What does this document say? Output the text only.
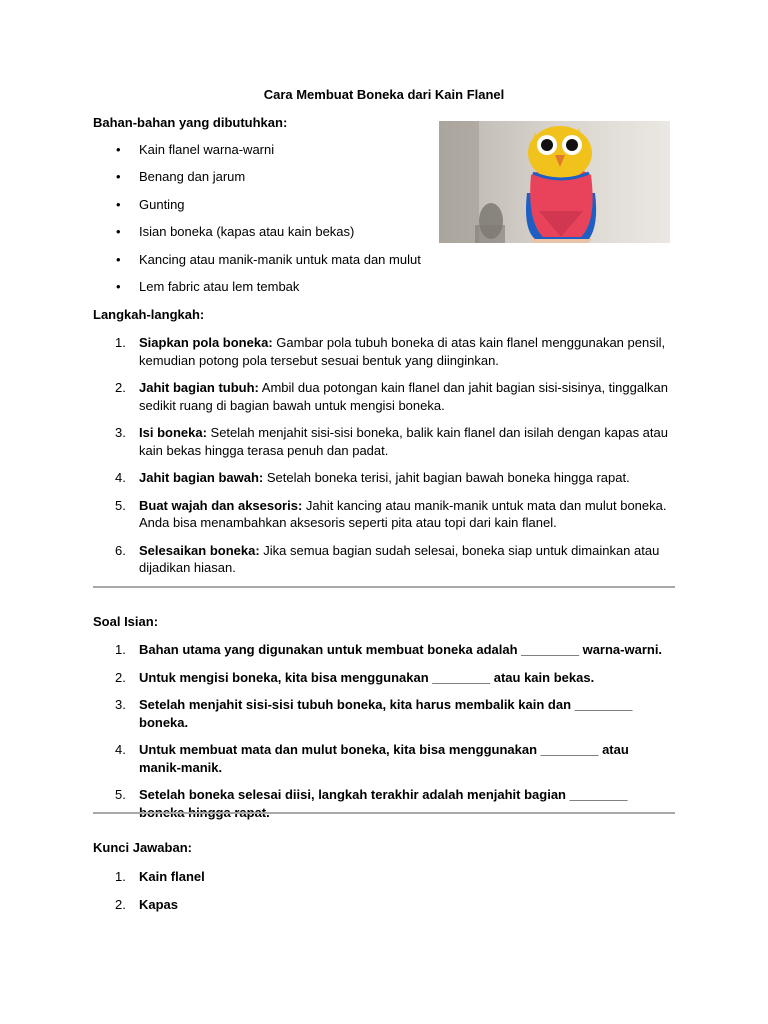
Cara Membuat Boneka dari Kain Flanel
Bahan-bahan yang dibutuhkan:
• Kain flanel warna-warni
• Benang dan jarum
• Gunting
• Isian boneka (kapas atau kain bekas)
• Kancing atau manik-manik untuk mata dan mulut
• Lem fabric atau lem tembak
Langkah-langkah:
1. Siapkan pola boneka: Gambar pola tubuh boneka di atas kain flanel menggunakan pensil, kemudian potong pola tersebut sesuai bentuk yang diinginkan.
2. Jahit bagian tubuh: Ambil dua potongan kain flanel dan jahit bagian sisi-sisinya, tinggalkan sedikit ruang di bagian bawah untuk mengisi boneka.
3. Isi boneka: Setelah menjahit sisi-sisi boneka, balik kain flanel dan isilah dengan kapas atau kain bekas hingga terasa penuh dan padat.
4. Jahit bagian bawah: Setelah boneka terisi, jahit bagian bawah boneka hingga rapat.
5. Buat wajah dan aksesoris: Jahit kancing atau manik-manik untuk mata dan mulut boneka. Anda bisa menambahkan aksesoris seperti pita atau topi dari kain flanel.
6. Selesaikan boneka: Jika semua bagian sudah selesai, boneka siap untuk dimainkan atau dijadikan hiasan.
Soal Isian:
1. Bahan utama yang digunakan untuk membuat boneka adalah ________ warna-warni.
2. Untuk mengisi boneka, kita bisa menggunakan ________ atau kain bekas.
3. Setelah menjahit sisi-sisi tubuh boneka, kita harus membalik kain dan ________ boneka.
4. Untuk membuat mata dan mulut boneka, kita bisa menggunakan ________ atau manik-manik.
5. Setelah boneka selesai diisi, langkah terakhir adalah menjahit bagian ________ boneka hingga rapat.
Kunci Jawaban:
1. Kain flanel
2. Kapas
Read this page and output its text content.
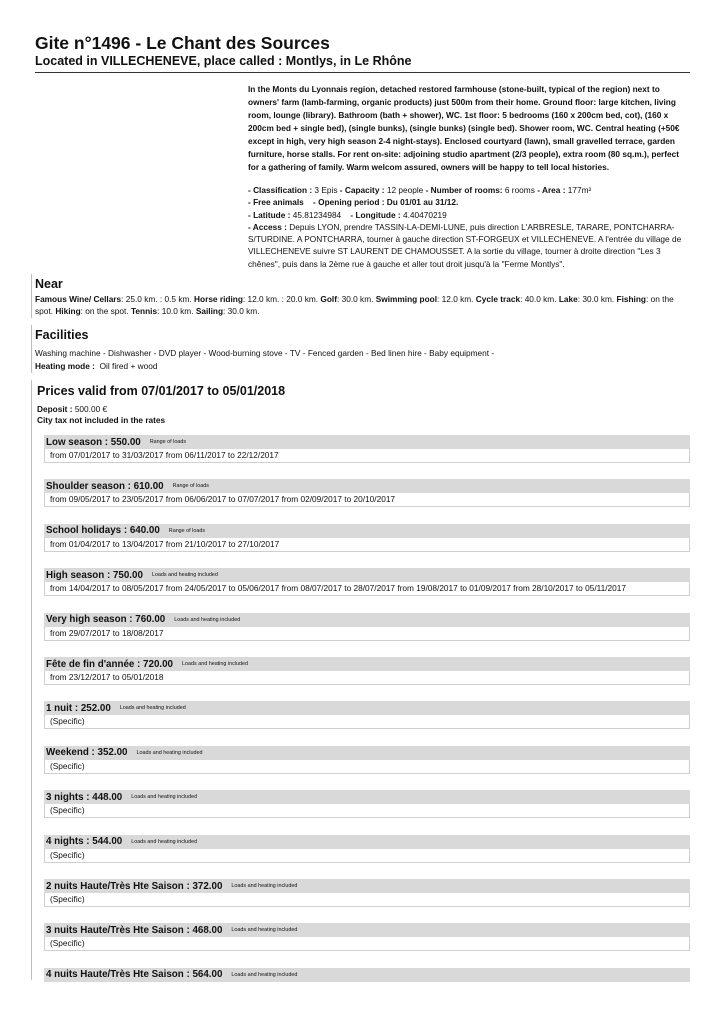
Gite n°1496 - Le Chant des Sources
Located in VILLECHENEVE, place called : Montlys, in Le Rhône

In the Monts du Lyonnais region, detached restored farmhouse (stone-built, typical of the region) next to
owners' farm (lamb-farming, organic products) just 500m from their home. Ground floor: large kitchen, living
room, lounge (library). Bathroom (bath + shower), WC. 1st floor: 5 bedrooms (160 x 200cm bed, cot), (160 x
200cm bed + single bed), (single bunks), (single bunks) (single bed). Shower room, WC. Central heating (+50€
except in high, very high season 2-4 night-stays). Enclosed courtyard (lawn), small gravelled terrace, garden
furniture, horse stalls. For rent on-site: adjoining studio apartment (2/3 people), extra room (80 sq.m.), perfect
for a gathering of family. Warm welcom assured, owners will be happy to tell local histories.

- Classification : 3 Epis - Capacity : 12 people - Number of rooms: 6 rooms - Area : 177m²
- Free animals - Opening period : Du 01/01 au 31/12.
- Latitude : 45.81234984 - Longitude : 4.40470219
- Access : Depuis LYON, prendre TASSIN-LA-DEMI-LUNE, puis direction L'ARBRESLE, TARARE, PONTCHARRA-S/TURDINE. A PONTCHARRA, tourner à gauche direction ST-FORGEUX et VILLECHENEVE. A l'entrée du village de VILLECHENEVE suivre ST LAURENT DE CHAMOUSSET. A la sortie du village, tourner à droite direction "Les 3 chênes", puis dans la 2ème rue à gauche et aller tout droit jusqu'à la "Ferme Montlys".
Near
Famous Wine/ Cellars: 25.0 km. : 0.5 km. Horse riding: 12.0 km. : 20.0 km. Golf: 30.0 km. Swimming pool: 12.0 km. Cycle track: 40.0 km. Lake: 30.0 km. Fishing: on the spot. Hiking: on the spot. Tennis: 10.0 km. Sailing: 30.0 km.
Facilities
Washing machine - Dishwasher - DVD player - Wood-burning stove - TV - Fenced garden - Bed linen hire - Baby equipment -
Heating mode : Oil fired + wood
Prices valid from 07/01/2017 to 05/01/2018
Deposit : 500.00 €
City tax not included in the rates
Low season : 550.00 Range of loads
from 07/01/2017 to 31/03/2017 from 06/11/2017 to 22/12/2017
Shoulder season : 610.00 Range of loads
from 09/05/2017 to 23/05/2017 from 06/06/2017 to 07/07/2017 from 02/09/2017 to 20/10/2017
School holidays : 640.00 Range of loads
from 01/04/2017 to 13/04/2017 from 21/10/2017 to 27/10/2017
High season : 750.00 Loads and heating included
from 14/04/2017 to 08/05/2017 from 24/05/2017 to 05/06/2017 from 08/07/2017 to 28/07/2017 from 19/08/2017 to 01/09/2017 from 28/10/2017 to 05/11/2017
Very high season : 760.00 Loads and heating included
from 29/07/2017 to 18/08/2017
Fête de fin d'année : 720.00 Loads and heating included
from 23/12/2017 to 05/01/2018
1 nuit : 252.00 Loads and heating included
(Specific)
Weekend : 352.00 Loads and heating included
(Specific)
3 nights : 448.00 Loads and heating included
(Specific)
4 nights : 544.00 Loads and heating included
(Specific)
2 nuits Haute/Très Hte Saison : 372.00 Loads and heating included
(Specific)
3 nuits Haute/Très Hte Saison : 468.00 Loads and heating included
(Specific)
4 nuits Haute/Très Hte Saison : 564.00 Loads and heating included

Problem description. Look through the material above. Copy each line where the word "warni" appears.

Task response.
• Kain flanel warna-warni
1. Bahan utama yang digunakan untuk membuat boneka adalah ________ warna-warni.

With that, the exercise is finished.